— BEGIN —
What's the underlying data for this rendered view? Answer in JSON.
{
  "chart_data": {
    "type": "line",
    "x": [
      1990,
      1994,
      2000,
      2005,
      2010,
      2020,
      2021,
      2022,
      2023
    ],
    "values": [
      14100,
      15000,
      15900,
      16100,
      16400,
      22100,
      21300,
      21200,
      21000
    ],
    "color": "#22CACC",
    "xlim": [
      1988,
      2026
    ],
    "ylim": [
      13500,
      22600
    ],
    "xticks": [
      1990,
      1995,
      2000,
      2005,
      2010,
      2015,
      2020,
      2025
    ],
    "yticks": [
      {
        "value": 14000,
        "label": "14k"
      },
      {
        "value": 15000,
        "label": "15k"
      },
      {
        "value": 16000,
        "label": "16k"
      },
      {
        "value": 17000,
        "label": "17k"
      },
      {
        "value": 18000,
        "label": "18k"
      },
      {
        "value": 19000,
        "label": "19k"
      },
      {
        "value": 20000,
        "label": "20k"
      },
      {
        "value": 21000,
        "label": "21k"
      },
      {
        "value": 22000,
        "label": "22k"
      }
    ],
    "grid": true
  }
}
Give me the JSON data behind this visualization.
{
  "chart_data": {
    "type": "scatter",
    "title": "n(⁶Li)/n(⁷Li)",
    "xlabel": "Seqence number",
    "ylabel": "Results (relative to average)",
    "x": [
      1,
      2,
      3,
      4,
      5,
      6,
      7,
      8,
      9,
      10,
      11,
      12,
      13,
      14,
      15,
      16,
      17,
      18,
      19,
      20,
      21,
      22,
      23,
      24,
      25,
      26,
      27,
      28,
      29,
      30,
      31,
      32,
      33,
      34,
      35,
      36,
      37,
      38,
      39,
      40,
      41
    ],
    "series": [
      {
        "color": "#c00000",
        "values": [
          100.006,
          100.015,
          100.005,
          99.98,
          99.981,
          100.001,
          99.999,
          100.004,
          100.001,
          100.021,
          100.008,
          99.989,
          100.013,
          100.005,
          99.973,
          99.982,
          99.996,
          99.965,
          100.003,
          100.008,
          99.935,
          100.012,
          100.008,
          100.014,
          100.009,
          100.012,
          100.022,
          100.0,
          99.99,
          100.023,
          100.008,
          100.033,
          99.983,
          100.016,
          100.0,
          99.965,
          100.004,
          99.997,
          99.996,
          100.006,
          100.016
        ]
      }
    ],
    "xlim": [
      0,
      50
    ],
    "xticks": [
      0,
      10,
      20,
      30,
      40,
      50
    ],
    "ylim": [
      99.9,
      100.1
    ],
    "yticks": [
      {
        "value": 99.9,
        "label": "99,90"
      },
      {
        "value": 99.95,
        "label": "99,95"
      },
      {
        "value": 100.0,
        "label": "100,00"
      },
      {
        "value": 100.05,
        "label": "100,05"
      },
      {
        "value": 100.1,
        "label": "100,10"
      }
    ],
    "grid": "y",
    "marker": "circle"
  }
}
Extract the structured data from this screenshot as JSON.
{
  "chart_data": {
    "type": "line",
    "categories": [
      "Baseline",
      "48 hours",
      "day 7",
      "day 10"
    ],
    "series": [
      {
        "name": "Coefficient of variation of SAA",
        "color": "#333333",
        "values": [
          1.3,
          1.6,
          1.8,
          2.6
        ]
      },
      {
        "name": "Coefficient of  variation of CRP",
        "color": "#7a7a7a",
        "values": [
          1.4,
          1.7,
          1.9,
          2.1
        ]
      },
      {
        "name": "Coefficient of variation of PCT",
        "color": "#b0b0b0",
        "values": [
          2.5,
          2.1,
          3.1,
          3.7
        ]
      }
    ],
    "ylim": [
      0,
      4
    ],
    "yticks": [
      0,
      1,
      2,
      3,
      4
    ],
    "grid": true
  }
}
— END —
WHAT TO DO: Repeat the material above exactly.

ANSWER TO THE PROBLEM:
What's the underlying data for this rendered view? Answer in JSON.
{
  "chart_data": {
    "type": "line",
    "x": [
      1990,
      1994,
      2000,
      2005,
      2010,
      2020,
      2021,
      2022,
      2023
    ],
    "values": [
      14100,
      15000,
      15900,
      16100,
      16400,
      22100,
      21300,
      21200,
      21000
    ],
    "color": "#22CACC",
    "xlim": [
      1988,
      2026
    ],
    "ylim": [
      13500,
      22600
    ],
    "xticks": [
      1990,
      1995,
      2000,
      2005,
      2010,
      2015,
      2020,
      2025
    ],
    "yticks": [
      {
        "value": 14000,
        "label": "14k"
      },
      {
        "value": 15000,
        "label": "15k"
      },
      {
        "value": 16000,
        "label": "16k"
      },
      {
        "value": 17000,
        "label": "17k"
      },
      {
        "value": 18000,
        "label": "18k"
      },
      {
        "value": 19000,
        "label": "19k"
      },
      {
        "value": 20000,
        "label": "20k"
      },
      {
        "value": 21000,
        "label": "21k"
      },
      {
        "value": 22000,
        "label": "22k"
      }
    ],
    "grid": true
  }
}
Give me the JSON data behind this visualization.
{
  "chart_data": {
    "type": "scatter",
    "title": "n(⁶Li)/n(⁷Li)",
    "xlabel": "Seqence number",
    "ylabel": "Results (relative to average)",
    "x": [
      1,
      2,
      3,
      4,
      5,
      6,
      7,
      8,
      9,
      10,
      11,
      12,
      13,
      14,
      15,
      16,
      17,
      18,
      19,
      20,
      21,
      22,
      23,
      24,
      25,
      26,
      27,
      28,
      29,
      30,
      31,
      32,
      33,
      34,
      35,
      36,
      37,
      38,
      39,
      40,
      41
    ],
    "series": [
      {
        "color": "#c00000",
        "values": [
          100.006,
          100.015,
          100.005,
          99.98,
          99.981,
          100.001,
          99.999,
          100.004,
          100.001,
          100.021,
          100.008,
          99.989,
          100.013,
          100.005,
          99.973,
          99.982,
          99.996,
          99.965,
          100.003,
          100.008,
          99.935,
          100.012,
          100.008,
          100.014,
          100.009,
          100.012,
          100.022,
          100.0,
          99.99,
          100.023,
          100.008,
          100.033,
          99.983,
          100.016,
          100.0,
          99.965,
          100.004,
          99.997,
          99.996,
          100.006,
          100.016
        ]
      }
    ],
    "xlim": [
      0,
      50
    ],
    "xticks": [
      0,
      10,
      20,
      30,
      40,
      50
    ],
    "ylim": [
      99.9,
      100.1
    ],
    "yticks": [
      {
        "value": 99.9,
        "label": "99,90"
      },
      {
        "value": 99.95,
        "label": "99,95"
      },
      {
        "value": 100.0,
        "label": "100,00"
      },
      {
        "value": 100.05,
        "label": "100,05"
      },
      {
        "value": 100.1,
        "label": "100,10"
      }
    ],
    "grid": "y",
    "marker": "circle"
  }
}
Extract the structured data from this screenshot as JSON.
{
  "chart_data": {
    "type": "line",
    "categories": [
      "Baseline",
      "48 hours",
      "day 7",
      "day 10"
    ],
    "series": [
      {
        "name": "Coefficient of variation of SAA",
        "color": "#333333",
        "values": [
          1.3,
          1.6,
          1.8,
          2.6
        ]
      },
      {
        "name": "Coefficient of  variation of CRP",
        "color": "#7a7a7a",
        "values": [
          1.4,
          1.7,
          1.9,
          2.1
        ]
      },
      {
        "name": "Coefficient of variation of PCT",
        "color": "#b0b0b0",
        "values": [
          2.5,
          2.1,
          3.1,
          3.7
        ]
      }
    ],
    "ylim": [
      0,
      4
    ],
    "yticks": [
      0,
      1,
      2,
      3,
      4
    ],
    "grid": true
  }
}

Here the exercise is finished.